• [ASSIGNMENT A]:
How many striking miners were killed on December 16, 1981, according to the Wujek mine massacre text?
• [ASSIGNMENT B]:
Please pick up the Wujek mine massacre text after its last sentence and carry it on.

• [SUPPLIED TEXT]:

[Start of section]

1981 massacre in Poland

The Pacification of Wujek was a strike-breaking action by the Polish police and army at the Wujek Coal Mine in Katowice, Poland, culminating in the massacre of nine striking miners on December 16, 1981.

It was part of a large-scale action aimed to break the Solidarity free trade union after the introduction of martial law in Poland in 1981. Although the strike was suppressed, in a longer term, it turned out to be a milestone towards the collapse of the authoritarian system in Poland and, ultimately, to the collapse of the Eastern Bloc. It was a site of numerous protests, including by Solidarity activist Anna Walentynowicz who commemorated a plaque to the murdered miners shortly after she left prison at Gołdap.

== Strike ==
Following the declaration of martial law in Poland on the night of 12–13 December, the chairman of Solidarity's factory commission, Jan Ludwiczak, was arrested alongside hundreds of other activists. Milicja Obywatelska officers broke down the door of his apartment and assaulted the miners that attempted to rescue him.

On the morning of 14 December, the miners refused to work until three stipulations were met: the release of Ludwiczak, the release of all other Solidarity activists, and the lifting of martial law. They barricaded themselves inside the mine and were given food and support by townspeople, friends, and family.

==Massacre==
On 15 December, a ZOMO special platoon opened fire on striking miners at the Manifest Lipcowy Coal Mine in Jastrzębie-Zdrój, injuring four and ending the strike. ZOMO had previously attempted to enter the mine twice, but were repelled by the miners.

On December 16, three days after the introduction of the martial law in Poland, pro-Solidarity miners striking against the declaration of the martial law by General Wojciech Jaruzelski were dispersed by the troops of the Polish army and police. The forces used in the main thrust against the miners consisted of eight companies of riot police (ZOMO, supported by ORMO (police reservists) and NOMO) with seven water cannons, three companies of military with 44 infantry fighting vehicles (IFVs) and one armoured company with 22 T-55 tanks. The operation involved a total of 1471 agents and 760 soldiers. The first assault was spearheaded by IFVs and even tanks that tear down the compound fence. The government forces used the water cannons, tear gas grenades and firecrackers, The miners repeatedly fought them off with their tools. One tank became stuck in a barricade, and the troops were forced to wear gas masks when the wind brought the tear gas to their direction, The miners threw bars and bolts on the riot police, who withdrew, exception made of three troopers that were retained by the workers. During the brawl a number of strikers and 41 troops were injured, including 11 severely.

[End of section]

• [DATA EXTRACT]:
[Start of section]

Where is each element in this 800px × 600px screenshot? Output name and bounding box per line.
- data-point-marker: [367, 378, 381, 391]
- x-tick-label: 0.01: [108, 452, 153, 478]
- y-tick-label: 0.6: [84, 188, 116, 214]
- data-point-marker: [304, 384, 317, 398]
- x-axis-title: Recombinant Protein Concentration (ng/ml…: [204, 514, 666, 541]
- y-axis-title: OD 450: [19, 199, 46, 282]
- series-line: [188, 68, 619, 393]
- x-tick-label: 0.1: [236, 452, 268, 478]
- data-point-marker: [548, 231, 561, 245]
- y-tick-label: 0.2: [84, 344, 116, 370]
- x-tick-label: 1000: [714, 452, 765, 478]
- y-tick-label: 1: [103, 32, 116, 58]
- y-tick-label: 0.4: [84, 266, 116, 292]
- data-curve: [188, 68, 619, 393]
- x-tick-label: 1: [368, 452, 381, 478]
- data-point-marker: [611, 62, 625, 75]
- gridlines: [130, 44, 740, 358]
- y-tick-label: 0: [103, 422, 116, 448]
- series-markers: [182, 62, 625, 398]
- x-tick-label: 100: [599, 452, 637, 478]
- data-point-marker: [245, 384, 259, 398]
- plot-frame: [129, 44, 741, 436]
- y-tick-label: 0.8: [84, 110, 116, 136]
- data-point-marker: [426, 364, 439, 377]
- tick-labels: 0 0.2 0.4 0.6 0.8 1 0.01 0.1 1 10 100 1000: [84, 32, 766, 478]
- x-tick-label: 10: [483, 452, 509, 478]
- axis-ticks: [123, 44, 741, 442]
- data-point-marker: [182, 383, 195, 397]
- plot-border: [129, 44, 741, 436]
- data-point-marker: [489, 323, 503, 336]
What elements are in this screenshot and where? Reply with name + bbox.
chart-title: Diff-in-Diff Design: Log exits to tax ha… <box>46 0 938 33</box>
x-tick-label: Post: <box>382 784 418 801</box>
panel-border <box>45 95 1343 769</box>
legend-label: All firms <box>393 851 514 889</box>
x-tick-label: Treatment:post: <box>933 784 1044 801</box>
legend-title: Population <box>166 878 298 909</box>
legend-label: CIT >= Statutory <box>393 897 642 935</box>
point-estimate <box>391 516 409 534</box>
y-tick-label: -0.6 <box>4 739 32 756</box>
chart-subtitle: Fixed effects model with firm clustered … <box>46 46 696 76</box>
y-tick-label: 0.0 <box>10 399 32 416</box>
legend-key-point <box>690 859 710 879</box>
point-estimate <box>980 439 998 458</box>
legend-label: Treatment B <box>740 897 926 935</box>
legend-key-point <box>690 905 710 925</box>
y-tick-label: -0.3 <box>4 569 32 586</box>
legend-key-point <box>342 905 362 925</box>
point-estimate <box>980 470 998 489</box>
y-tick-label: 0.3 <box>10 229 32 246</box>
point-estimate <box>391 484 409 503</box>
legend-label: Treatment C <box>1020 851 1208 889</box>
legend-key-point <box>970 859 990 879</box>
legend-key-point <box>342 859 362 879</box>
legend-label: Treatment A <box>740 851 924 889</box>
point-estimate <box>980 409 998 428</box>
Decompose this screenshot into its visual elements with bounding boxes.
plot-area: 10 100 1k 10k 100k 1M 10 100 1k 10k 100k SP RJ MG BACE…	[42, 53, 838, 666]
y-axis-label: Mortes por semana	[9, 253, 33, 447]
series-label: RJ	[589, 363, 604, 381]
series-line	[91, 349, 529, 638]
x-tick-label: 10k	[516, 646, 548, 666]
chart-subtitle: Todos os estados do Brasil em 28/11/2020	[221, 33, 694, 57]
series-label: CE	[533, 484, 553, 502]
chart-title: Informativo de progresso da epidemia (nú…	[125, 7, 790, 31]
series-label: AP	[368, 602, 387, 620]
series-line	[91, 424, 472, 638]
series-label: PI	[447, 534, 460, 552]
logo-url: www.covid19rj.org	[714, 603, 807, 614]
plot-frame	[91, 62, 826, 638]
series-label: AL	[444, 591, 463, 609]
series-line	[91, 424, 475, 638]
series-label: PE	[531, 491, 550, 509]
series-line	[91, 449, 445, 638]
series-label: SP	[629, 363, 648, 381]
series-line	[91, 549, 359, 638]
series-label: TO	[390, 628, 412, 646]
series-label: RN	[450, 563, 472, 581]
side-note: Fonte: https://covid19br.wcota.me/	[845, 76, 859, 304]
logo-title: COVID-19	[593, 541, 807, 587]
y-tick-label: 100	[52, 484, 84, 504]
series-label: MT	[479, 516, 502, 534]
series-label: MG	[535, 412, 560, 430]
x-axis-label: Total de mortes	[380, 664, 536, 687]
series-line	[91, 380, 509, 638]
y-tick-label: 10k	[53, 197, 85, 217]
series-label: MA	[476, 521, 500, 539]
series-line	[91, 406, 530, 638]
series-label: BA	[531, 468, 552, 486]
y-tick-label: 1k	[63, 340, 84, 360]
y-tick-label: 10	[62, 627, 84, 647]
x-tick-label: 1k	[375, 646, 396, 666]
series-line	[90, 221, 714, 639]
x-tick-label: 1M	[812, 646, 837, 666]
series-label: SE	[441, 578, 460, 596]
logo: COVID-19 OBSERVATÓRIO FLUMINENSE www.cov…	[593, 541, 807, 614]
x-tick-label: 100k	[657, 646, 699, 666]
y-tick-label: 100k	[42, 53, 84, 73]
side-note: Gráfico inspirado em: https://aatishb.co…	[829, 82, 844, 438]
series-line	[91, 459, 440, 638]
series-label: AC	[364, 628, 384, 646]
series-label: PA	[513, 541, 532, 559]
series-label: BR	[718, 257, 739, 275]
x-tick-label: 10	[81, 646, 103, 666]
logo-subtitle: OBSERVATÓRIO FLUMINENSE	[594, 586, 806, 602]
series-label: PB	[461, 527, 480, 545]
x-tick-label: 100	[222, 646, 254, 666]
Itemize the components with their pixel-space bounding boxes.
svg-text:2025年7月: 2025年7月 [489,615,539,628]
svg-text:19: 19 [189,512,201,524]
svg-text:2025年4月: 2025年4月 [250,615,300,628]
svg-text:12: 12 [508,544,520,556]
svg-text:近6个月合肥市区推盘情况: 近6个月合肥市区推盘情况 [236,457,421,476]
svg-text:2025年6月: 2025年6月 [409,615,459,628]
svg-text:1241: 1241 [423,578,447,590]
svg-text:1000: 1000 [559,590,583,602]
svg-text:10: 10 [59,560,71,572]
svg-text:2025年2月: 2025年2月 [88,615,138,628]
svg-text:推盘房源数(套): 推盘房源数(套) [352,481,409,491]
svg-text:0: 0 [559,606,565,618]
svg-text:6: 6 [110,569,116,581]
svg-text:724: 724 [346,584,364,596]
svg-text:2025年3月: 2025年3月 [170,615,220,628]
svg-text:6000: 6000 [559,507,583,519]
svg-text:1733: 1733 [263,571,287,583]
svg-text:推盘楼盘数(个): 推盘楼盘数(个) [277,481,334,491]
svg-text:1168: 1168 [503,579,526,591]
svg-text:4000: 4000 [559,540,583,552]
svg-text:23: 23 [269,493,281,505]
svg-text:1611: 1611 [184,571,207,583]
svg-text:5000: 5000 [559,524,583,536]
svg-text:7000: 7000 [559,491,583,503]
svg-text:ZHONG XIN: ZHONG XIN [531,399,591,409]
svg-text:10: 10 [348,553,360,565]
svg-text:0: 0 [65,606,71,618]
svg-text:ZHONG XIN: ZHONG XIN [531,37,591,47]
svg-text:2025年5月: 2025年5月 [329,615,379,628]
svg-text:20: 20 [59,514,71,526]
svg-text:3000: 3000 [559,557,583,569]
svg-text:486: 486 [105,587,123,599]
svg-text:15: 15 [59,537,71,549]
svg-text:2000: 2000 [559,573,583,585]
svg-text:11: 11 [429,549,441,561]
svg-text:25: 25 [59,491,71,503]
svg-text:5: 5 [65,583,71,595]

[End of section]

• [TASK RESPONSE A]:
Nine.

• [TASK RESPONSE B]:
Four companies of ZOMO eventually entered the mine from two directions, supported by a T-55 that broke down a barricade made of wagons and tubes. A helicopter dropped tear gas on the workers. A special platoon of ZOMO opened fire at the strikers with submachine guns, killing nine of them (Jan Stawisiński, Joachim Gnida, Józef Czekalski, Krzysztof Giza, Ryszard Gzik, Bogusław Kopczak, Andrzej Pełka, Zbigniew Wilk and Zenon Zając) and wounding 23 others. One of the deaths took place after 20 or more days in hospital with severe head-wounds.

== Aftermath ==
The repressions after the pacification included sentencing of three miners to jail terms of three to four years in prison.

On June 1, 2007, more than two decades after the incident, 15 former members of the special platoon were sentenced to prison terms for their part in the killings. Most of them were sentenced to terms of 2.5 to three years in prison, except their former platoon commander, Romuald Cieślak, who was sentenced to 11 years in prison. The court however failed to establish who sent the special platoon to Wujek (and thus acquitted the former vice-chief of communist police in Katowice, Marian Okrutny).

Multiple Communist newspapers, such as Morning Star and l'Unità, condemned the massacre. The Communist Party of Spain claimed that the Polish government was attempting to establish a "military regime". C.H. Hermansson, the former leader of the Left Party, said that Sweden should cut ties with the Polish United Workers' Party in response to their violent strike-breaking actions.

As a result of the massacre, US President Ronald Reagan introduced sanctions against the Polish People's Republic.

In 2015, the murdered miners were awarded the Cross of Freedom and Solidarity.

==Popular culture==
- The tragedy was portrayed in the 1994 feature film Śmierć jak kromka chleba (Death like daily bread) by Kazimierz Kutz and the 2006 graphic novel 1981: Kopalnia Wujek.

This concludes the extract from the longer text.